**** AVAILABLE RECORDS
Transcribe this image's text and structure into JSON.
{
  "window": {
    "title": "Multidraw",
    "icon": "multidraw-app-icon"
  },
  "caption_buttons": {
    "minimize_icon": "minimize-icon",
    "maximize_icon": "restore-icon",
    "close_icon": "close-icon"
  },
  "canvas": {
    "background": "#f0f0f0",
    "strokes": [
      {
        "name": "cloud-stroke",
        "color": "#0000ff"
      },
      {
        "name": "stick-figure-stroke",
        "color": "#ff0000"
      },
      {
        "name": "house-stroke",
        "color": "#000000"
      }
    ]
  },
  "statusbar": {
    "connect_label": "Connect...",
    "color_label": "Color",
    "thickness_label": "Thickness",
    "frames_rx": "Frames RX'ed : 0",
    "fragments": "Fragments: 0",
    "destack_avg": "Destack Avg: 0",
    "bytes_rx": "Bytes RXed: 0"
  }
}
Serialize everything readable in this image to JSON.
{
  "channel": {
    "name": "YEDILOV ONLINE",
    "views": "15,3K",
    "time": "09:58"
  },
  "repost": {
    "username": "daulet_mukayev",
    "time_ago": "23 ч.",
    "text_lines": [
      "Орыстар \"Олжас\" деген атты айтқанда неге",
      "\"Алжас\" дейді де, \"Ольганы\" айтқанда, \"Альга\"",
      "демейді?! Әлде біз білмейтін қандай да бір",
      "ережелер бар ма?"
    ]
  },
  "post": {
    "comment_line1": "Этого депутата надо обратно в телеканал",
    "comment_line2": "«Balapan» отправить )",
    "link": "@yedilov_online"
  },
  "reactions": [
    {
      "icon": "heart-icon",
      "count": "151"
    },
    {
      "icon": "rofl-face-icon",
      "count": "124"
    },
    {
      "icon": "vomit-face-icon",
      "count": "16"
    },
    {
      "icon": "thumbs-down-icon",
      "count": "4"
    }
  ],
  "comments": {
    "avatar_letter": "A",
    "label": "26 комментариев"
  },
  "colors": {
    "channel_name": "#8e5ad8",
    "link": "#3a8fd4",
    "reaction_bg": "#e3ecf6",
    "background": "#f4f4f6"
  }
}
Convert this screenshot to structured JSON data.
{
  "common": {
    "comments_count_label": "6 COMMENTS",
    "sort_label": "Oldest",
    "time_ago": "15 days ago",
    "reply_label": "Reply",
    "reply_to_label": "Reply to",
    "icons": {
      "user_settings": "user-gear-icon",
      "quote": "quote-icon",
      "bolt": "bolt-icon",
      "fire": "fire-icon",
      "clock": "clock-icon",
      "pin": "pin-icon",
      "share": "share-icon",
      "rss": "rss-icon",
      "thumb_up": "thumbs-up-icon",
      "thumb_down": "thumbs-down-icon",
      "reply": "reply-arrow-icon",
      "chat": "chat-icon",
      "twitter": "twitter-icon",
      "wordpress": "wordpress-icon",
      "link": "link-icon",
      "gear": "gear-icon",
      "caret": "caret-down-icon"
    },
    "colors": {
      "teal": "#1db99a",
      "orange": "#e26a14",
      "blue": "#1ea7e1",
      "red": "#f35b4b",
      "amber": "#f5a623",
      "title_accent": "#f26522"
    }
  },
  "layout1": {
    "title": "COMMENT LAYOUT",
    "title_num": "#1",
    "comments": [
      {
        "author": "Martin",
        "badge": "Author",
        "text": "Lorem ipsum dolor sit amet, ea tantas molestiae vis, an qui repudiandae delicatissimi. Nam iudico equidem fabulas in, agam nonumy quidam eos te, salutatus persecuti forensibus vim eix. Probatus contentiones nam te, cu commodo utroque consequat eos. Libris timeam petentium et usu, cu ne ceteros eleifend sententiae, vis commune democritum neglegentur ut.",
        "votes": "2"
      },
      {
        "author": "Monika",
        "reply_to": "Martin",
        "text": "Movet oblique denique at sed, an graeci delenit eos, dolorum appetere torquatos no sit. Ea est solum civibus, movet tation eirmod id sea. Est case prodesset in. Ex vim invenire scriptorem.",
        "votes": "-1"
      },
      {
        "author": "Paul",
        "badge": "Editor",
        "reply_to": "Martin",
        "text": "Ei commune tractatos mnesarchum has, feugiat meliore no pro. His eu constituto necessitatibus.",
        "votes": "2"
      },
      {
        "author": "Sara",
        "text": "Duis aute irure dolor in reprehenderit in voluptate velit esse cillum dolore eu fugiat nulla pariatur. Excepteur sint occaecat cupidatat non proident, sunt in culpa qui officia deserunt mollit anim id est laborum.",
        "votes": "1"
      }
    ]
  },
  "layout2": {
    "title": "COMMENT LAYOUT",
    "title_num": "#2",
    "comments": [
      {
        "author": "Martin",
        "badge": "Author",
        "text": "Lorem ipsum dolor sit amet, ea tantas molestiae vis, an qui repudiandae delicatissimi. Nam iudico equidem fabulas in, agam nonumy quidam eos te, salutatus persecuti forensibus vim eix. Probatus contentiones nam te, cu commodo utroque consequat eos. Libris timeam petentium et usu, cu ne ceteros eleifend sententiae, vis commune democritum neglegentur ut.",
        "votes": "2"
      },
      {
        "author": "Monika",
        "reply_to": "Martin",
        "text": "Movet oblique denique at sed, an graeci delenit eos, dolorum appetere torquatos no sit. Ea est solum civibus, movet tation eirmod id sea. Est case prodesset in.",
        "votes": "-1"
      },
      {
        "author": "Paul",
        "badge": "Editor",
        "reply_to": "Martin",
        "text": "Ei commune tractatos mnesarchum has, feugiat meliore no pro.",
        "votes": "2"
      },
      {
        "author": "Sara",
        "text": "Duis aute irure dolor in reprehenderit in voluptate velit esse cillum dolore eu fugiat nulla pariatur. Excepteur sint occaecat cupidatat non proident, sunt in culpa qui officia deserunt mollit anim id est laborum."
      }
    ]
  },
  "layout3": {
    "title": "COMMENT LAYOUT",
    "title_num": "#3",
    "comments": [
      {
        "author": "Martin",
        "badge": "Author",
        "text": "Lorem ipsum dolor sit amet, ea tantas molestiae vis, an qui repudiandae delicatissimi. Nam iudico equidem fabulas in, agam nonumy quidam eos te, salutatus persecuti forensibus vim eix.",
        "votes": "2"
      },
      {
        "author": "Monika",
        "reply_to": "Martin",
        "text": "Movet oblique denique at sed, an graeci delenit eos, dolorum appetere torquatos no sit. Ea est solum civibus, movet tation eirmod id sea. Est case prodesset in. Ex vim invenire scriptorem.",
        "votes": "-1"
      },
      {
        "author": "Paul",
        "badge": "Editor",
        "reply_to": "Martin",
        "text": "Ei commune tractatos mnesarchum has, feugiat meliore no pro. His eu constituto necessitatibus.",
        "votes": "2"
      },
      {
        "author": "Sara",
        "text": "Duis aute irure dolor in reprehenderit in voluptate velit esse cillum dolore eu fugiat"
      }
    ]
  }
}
********
[YOUR INSTRUCTIONS]: Copy every line that contains the string "background".

[EXERCISE RESPONSE]:
    "background": "#f0f0f0",
    "background": "#f4f4f6"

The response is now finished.